* **WHAT NEEDS TO BE DONE**
From the entries that follow, pick out all lines holding "NOAA".

Figure record listings
— START —

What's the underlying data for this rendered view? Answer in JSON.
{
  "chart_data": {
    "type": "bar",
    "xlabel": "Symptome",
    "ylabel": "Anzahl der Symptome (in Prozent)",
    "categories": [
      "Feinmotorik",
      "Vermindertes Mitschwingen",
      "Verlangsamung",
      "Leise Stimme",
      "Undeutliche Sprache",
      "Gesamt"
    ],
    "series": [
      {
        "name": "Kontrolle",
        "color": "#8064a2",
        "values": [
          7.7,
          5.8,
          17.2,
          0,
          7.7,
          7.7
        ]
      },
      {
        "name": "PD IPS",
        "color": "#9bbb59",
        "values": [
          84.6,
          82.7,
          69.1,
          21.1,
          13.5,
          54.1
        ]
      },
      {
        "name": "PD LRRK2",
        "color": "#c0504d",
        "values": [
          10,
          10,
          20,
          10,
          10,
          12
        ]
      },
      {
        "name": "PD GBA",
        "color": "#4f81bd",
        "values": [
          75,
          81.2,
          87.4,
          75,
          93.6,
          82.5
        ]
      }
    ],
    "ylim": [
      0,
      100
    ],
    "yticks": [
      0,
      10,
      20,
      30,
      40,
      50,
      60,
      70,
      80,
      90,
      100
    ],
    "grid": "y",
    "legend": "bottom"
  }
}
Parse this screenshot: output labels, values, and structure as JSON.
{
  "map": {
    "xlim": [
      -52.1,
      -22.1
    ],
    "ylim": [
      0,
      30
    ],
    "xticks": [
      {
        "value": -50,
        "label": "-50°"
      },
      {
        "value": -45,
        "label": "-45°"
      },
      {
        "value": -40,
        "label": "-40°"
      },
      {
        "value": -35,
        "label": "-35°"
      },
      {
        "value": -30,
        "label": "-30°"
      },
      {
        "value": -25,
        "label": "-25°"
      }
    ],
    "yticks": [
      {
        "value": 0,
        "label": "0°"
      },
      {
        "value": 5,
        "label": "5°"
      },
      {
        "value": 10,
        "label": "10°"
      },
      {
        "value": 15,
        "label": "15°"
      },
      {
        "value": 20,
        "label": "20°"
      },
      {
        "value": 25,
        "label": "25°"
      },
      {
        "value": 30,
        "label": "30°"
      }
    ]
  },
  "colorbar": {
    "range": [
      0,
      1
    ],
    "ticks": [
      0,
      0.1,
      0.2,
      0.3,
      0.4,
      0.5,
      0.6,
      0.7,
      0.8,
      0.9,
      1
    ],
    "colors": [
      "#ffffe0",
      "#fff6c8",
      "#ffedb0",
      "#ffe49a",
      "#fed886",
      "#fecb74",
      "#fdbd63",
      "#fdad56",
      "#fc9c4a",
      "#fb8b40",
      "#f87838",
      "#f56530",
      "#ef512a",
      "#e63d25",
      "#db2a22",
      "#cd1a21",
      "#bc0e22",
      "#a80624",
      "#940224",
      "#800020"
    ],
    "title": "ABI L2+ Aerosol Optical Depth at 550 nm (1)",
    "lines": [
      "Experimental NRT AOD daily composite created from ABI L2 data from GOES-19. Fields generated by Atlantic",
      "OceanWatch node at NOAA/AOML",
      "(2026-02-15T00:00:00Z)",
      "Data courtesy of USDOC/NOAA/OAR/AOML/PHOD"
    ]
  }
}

— END —

* **WRITTEN ANSWER**
      "OceanWatch node at NOAA/AOML",
      "Data courtesy of USDOC/NOAA/OAR/AOML/PHOD"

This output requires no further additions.